§ **DIRECTIVE**:
Return the lines of the listing exactly as they stand, beginning at the line that contains "legend-swatch bbox=[833, 1387, 868, 1406]" and stopping after the line that contains "legend-swatch bbox=[29, 1502, 77, 1526]".

§ **PROVIDED INFORMATION**:
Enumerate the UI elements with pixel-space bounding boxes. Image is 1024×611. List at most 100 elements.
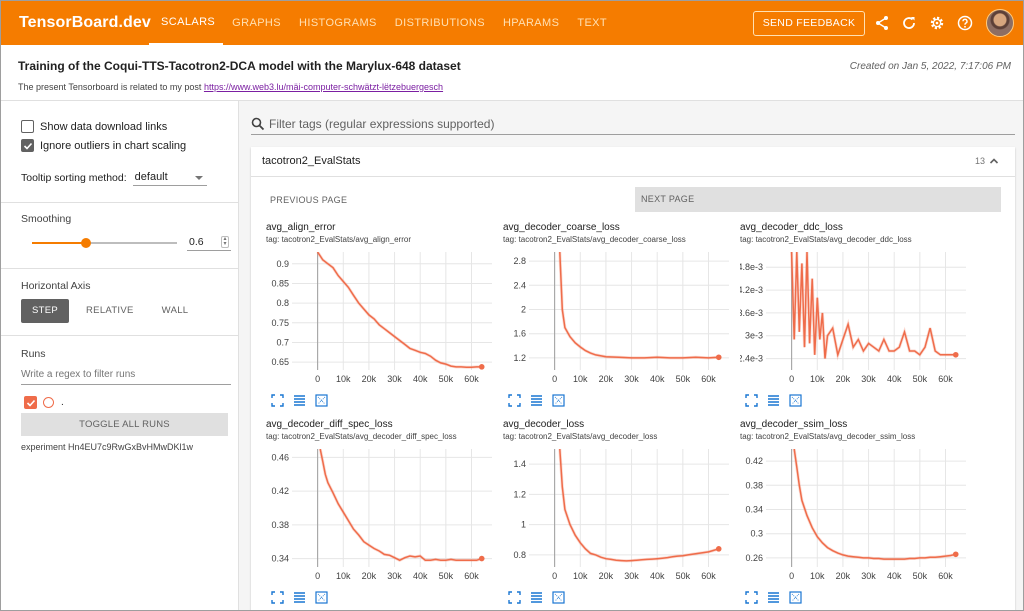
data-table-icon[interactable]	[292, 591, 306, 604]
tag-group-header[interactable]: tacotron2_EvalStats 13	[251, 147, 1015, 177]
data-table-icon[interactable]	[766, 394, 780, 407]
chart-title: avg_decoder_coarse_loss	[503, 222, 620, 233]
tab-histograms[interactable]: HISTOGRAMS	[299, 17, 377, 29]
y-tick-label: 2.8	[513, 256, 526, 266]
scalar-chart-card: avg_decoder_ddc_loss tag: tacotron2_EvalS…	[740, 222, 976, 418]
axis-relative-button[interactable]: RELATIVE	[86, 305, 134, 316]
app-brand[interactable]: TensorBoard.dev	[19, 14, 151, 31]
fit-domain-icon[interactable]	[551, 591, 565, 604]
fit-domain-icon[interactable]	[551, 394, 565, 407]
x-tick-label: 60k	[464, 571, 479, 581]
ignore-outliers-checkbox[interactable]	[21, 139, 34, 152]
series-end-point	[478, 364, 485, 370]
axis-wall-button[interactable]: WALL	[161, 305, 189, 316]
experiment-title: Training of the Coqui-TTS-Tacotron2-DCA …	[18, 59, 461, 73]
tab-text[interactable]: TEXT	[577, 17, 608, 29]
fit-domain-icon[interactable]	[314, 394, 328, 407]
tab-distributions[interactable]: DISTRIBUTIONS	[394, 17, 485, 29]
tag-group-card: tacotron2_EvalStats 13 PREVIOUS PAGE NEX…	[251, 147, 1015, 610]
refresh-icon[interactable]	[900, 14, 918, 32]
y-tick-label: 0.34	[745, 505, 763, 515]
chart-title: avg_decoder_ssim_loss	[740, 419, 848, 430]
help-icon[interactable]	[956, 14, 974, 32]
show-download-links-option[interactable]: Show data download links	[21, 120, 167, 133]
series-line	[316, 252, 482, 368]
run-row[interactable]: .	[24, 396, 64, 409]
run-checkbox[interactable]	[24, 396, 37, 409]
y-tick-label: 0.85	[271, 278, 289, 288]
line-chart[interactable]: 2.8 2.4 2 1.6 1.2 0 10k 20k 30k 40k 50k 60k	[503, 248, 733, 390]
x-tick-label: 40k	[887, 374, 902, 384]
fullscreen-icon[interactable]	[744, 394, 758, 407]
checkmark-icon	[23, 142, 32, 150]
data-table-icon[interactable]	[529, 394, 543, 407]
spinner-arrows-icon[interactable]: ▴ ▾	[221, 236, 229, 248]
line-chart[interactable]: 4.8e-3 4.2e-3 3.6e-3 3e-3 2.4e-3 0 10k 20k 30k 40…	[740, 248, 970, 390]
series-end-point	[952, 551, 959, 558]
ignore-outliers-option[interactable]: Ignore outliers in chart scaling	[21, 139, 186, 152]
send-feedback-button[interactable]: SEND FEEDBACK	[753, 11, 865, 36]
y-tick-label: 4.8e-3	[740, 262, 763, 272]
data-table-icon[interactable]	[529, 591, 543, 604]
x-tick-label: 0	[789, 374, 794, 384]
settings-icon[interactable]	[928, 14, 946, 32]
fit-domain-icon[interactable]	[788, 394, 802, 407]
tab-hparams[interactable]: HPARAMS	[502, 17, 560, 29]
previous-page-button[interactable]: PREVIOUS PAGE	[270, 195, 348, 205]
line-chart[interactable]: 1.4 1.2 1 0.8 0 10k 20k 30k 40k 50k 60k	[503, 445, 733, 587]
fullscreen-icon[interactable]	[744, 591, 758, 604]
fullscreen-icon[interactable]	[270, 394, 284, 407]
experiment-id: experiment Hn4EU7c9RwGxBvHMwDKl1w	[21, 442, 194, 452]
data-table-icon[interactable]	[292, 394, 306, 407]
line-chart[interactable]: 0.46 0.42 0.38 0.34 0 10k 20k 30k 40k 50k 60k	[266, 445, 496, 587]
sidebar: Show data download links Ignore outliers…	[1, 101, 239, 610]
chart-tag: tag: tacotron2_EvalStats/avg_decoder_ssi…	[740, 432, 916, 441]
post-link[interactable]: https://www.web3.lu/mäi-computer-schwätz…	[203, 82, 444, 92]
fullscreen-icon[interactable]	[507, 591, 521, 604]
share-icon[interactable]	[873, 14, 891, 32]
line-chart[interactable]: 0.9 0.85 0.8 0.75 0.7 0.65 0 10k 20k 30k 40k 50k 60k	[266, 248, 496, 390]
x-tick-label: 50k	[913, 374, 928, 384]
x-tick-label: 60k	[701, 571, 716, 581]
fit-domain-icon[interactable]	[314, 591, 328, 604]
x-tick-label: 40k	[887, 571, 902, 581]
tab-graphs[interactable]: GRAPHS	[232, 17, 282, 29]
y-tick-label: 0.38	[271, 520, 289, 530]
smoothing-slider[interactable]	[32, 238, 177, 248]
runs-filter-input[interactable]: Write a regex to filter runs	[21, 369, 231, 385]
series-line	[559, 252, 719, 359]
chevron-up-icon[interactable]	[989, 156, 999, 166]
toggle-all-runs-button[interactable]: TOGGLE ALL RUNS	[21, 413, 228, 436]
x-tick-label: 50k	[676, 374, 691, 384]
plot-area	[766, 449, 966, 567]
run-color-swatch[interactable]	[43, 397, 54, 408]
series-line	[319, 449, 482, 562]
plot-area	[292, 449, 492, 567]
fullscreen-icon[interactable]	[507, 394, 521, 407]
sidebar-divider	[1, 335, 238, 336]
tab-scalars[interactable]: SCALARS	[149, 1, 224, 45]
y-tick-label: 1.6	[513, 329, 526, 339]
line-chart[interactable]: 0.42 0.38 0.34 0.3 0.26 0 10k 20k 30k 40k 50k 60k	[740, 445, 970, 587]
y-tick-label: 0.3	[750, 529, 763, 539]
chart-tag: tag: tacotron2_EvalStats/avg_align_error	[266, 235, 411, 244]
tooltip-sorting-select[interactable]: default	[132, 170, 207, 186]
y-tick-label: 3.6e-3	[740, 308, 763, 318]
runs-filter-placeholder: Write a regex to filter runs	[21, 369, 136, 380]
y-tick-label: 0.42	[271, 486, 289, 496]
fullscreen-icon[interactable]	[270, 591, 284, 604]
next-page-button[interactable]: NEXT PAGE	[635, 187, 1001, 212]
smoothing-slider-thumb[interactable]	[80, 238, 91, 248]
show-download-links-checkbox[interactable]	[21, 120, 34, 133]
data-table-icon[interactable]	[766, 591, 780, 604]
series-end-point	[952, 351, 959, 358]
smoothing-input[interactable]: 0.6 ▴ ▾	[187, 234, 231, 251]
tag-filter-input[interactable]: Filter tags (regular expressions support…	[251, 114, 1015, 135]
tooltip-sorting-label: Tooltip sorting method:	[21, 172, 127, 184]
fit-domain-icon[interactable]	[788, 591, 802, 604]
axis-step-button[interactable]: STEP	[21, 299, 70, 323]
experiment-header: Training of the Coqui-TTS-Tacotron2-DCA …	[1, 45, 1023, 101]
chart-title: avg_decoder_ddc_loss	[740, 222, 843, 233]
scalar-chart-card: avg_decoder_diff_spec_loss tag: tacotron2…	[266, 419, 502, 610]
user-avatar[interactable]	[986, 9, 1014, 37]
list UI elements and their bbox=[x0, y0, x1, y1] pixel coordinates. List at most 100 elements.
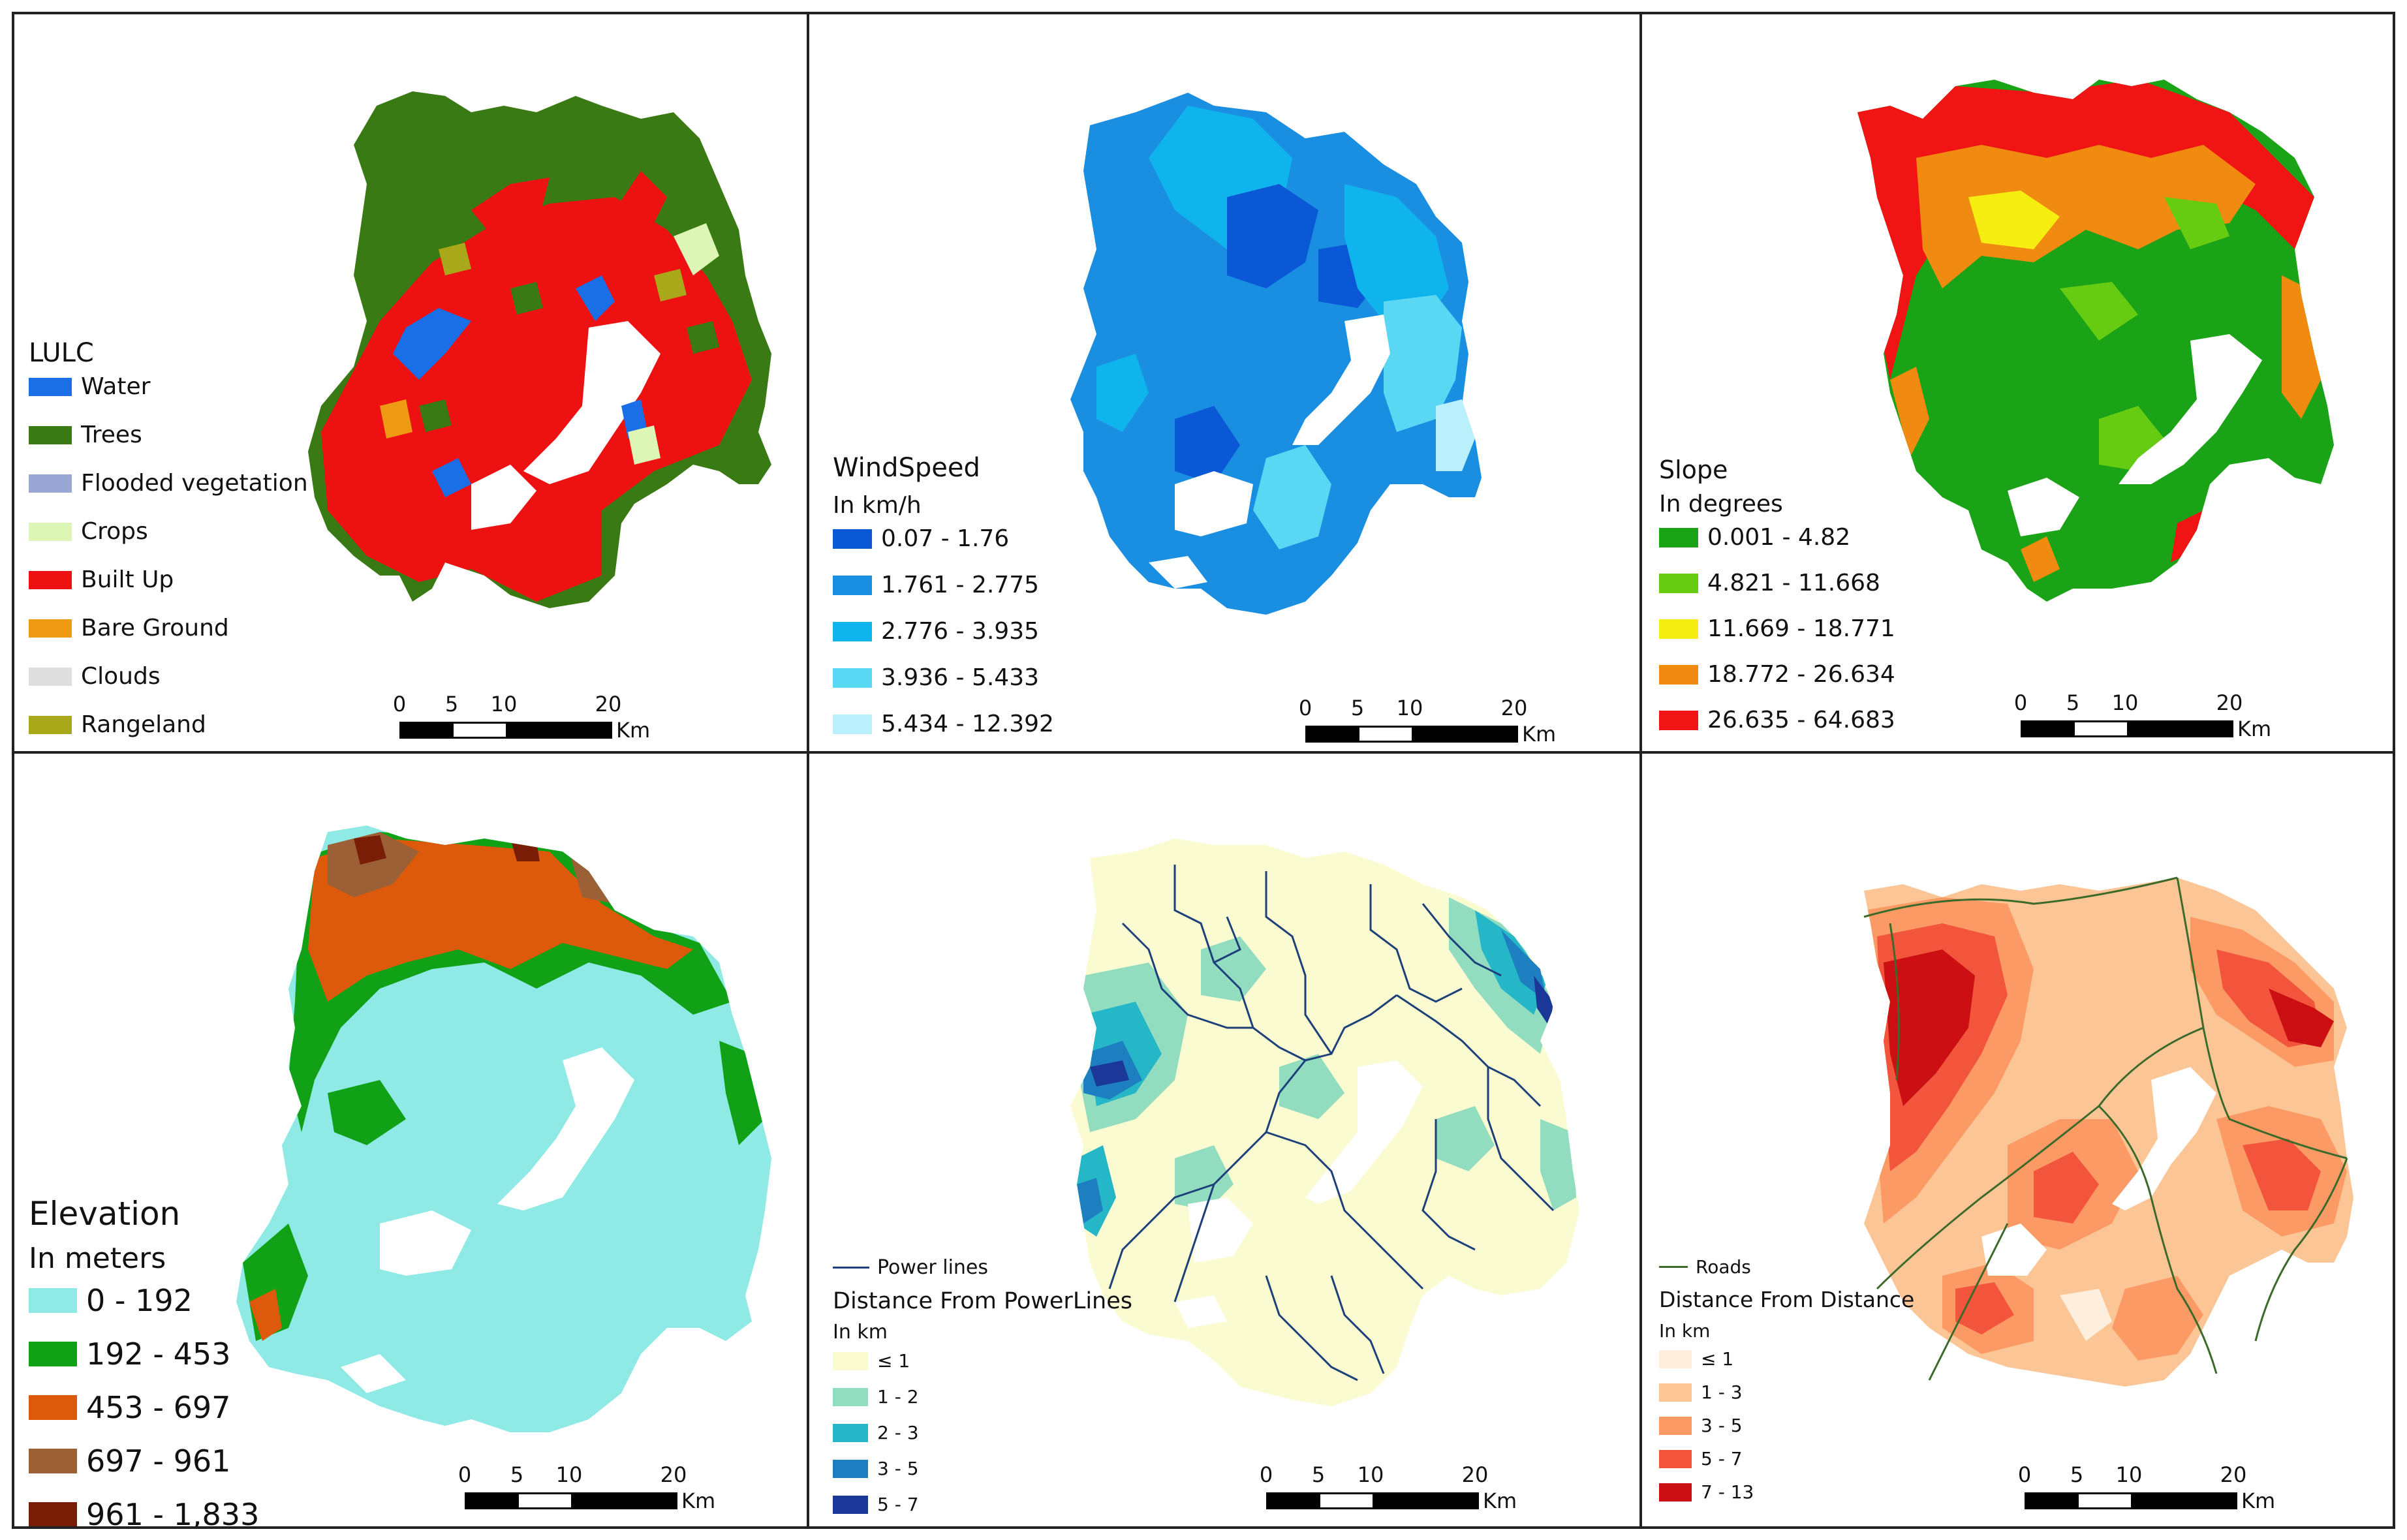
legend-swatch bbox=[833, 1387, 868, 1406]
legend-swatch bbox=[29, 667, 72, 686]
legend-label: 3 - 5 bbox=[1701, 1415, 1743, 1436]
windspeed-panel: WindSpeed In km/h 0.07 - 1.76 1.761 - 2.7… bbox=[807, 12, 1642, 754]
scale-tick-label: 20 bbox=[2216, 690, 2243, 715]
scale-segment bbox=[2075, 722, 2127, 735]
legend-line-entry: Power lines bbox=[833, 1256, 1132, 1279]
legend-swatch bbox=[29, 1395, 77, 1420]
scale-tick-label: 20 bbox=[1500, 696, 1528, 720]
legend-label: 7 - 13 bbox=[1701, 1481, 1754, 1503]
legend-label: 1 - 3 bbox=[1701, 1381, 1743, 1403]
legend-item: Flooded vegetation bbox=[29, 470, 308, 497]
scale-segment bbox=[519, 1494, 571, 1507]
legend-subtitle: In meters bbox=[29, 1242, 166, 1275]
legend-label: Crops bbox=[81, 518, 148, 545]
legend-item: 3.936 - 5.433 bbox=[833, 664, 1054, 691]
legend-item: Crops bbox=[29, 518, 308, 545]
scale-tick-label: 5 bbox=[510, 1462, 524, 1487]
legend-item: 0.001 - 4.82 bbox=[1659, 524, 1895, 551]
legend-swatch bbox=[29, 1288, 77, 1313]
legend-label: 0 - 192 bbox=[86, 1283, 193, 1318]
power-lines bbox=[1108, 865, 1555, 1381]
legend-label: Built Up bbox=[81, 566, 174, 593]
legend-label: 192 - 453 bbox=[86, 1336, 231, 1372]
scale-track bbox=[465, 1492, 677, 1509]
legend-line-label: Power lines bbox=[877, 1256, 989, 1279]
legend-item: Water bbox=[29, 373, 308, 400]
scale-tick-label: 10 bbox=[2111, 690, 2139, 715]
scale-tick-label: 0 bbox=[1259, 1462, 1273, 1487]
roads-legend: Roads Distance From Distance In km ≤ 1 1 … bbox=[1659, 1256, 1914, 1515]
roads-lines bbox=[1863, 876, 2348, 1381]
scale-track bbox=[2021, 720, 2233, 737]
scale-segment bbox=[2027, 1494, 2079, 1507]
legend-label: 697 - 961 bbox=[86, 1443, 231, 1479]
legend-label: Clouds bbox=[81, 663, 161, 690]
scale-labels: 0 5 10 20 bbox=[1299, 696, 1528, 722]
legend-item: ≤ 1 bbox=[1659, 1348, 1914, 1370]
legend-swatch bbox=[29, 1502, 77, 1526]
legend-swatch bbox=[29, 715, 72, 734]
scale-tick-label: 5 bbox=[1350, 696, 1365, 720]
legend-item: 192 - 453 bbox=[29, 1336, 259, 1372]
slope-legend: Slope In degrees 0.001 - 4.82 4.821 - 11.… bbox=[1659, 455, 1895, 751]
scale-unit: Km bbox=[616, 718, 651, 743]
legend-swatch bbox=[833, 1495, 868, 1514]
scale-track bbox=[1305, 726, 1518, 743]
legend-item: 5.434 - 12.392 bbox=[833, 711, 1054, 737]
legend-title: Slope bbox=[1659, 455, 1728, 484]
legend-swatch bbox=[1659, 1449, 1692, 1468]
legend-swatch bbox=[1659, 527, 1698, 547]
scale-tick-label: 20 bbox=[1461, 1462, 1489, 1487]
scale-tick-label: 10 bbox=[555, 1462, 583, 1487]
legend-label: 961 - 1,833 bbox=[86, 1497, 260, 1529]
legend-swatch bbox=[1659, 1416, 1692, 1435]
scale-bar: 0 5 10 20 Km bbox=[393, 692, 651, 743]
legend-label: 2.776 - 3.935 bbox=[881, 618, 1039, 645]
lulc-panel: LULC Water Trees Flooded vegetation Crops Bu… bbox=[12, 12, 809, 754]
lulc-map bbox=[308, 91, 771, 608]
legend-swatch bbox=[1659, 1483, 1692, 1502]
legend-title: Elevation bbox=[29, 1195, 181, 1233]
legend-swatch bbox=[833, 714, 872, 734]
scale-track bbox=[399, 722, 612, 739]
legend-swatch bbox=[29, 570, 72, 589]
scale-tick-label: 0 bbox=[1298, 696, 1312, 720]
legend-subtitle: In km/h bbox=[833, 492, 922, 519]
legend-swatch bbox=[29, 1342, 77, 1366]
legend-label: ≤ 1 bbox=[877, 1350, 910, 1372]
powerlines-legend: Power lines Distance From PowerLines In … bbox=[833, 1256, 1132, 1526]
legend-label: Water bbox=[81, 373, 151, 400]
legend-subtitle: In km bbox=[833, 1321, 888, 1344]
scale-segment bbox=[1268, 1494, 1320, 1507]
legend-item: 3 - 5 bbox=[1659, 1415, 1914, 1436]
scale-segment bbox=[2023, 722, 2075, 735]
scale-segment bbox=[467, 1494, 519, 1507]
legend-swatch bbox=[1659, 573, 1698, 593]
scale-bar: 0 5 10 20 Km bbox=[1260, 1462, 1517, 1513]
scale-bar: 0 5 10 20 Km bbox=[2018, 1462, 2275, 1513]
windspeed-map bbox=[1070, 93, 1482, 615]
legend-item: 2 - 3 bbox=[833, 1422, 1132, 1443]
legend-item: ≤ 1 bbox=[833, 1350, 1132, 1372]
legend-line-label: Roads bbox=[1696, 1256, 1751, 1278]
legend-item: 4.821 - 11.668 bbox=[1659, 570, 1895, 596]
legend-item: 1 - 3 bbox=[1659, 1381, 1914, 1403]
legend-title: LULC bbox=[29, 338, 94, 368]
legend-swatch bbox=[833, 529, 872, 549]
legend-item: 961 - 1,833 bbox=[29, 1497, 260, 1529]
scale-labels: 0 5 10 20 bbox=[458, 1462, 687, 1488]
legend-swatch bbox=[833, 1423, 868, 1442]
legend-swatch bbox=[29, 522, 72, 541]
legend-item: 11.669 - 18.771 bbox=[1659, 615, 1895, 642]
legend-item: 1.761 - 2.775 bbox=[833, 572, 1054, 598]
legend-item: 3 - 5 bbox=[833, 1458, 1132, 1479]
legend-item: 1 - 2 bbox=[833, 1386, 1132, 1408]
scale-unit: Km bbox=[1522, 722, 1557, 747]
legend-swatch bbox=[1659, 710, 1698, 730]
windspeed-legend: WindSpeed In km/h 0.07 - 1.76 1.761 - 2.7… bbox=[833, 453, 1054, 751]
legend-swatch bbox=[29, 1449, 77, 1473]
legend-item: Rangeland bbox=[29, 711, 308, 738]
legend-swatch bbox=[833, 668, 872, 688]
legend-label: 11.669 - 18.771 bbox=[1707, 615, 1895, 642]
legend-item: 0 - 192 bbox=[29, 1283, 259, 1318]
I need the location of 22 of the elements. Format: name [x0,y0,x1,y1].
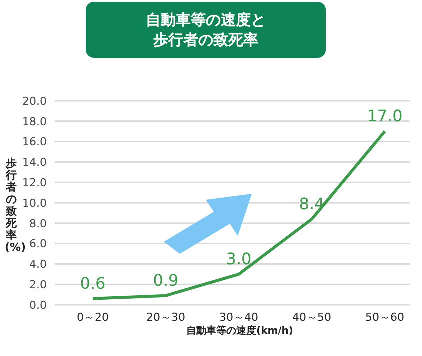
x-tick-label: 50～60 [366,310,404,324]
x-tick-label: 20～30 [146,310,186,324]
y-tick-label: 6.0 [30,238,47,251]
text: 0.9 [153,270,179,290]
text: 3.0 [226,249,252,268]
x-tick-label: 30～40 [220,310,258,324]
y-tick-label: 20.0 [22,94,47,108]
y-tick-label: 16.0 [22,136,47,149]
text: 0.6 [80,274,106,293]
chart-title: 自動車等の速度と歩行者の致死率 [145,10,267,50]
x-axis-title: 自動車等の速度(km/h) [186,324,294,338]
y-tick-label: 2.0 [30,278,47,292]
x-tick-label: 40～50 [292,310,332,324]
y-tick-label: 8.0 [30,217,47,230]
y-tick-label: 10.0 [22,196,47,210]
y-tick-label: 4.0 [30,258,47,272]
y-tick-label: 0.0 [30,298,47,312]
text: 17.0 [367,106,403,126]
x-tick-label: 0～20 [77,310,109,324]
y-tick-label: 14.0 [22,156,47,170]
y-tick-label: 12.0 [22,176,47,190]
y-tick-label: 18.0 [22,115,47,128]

§ **EXERCISE ANSWER**:
legend-swatch bbox=[833, 1387, 868, 1406]
legend-swatch bbox=[29, 667, 72, 686]
legend-label: 3 - 5 bbox=[1701, 1415, 1743, 1436]
windspeed-panel: WindSpeed In km/h 0.07 - 1.76 1.761 - 2.7… bbox=[807, 12, 1642, 754]
scale-tick-label: 20 bbox=[2216, 690, 2243, 715]
scale-segment bbox=[2075, 722, 2127, 735]
legend-line-entry: Power lines bbox=[833, 1256, 1132, 1279]
legend-swatch bbox=[29, 1395, 77, 1420]
scale-tick-label: 20 bbox=[1500, 696, 1528, 720]
legend-label: 7 - 13 bbox=[1701, 1481, 1754, 1503]
legend-label: 1 - 3 bbox=[1701, 1381, 1743, 1403]
legend-item: Flooded vegetation bbox=[29, 470, 308, 497]
scale-segment bbox=[519, 1494, 571, 1507]
legend-subtitle: In meters bbox=[29, 1242, 166, 1275]
legend-label: Crops bbox=[81, 518, 148, 545]
legend-item: 3.936 - 5.433 bbox=[833, 664, 1054, 691]
legend-item: Crops bbox=[29, 518, 308, 545]
scale-tick-label: 5 bbox=[510, 1462, 524, 1487]
legend-item: 0.001 - 4.82 bbox=[1659, 524, 1895, 551]
legend-swatch bbox=[29, 1288, 77, 1313]
legend-label: 0 - 192 bbox=[86, 1283, 193, 1318]
power-lines bbox=[1108, 865, 1555, 1381]
legend-label: Built Up bbox=[81, 566, 174, 593]
legend-label: 192 - 453 bbox=[86, 1336, 231, 1372]
scale-track bbox=[465, 1492, 677, 1509]
legend-line-label: Power lines bbox=[877, 1256, 989, 1279]
legend-item: Water bbox=[29, 373, 308, 400]
scale-tick-label: 10 bbox=[2111, 690, 2139, 715]
scale-tick-label: 0 bbox=[1259, 1462, 1273, 1487]
roads-legend: Roads Distance From Distance In km ≤ 1 1 … bbox=[1659, 1256, 1914, 1515]
roads-lines bbox=[1863, 876, 2348, 1381]
scale-track bbox=[2021, 720, 2233, 737]
scale-segment bbox=[2027, 1494, 2079, 1507]
legend-label: 697 - 961 bbox=[86, 1443, 231, 1479]
legend-label: Clouds bbox=[81, 663, 161, 690]
scale-labels: 0 5 10 20 bbox=[1299, 696, 1528, 722]
legend-item: ≤ 1 bbox=[1659, 1348, 1914, 1370]
legend-swatch bbox=[29, 1502, 77, 1526]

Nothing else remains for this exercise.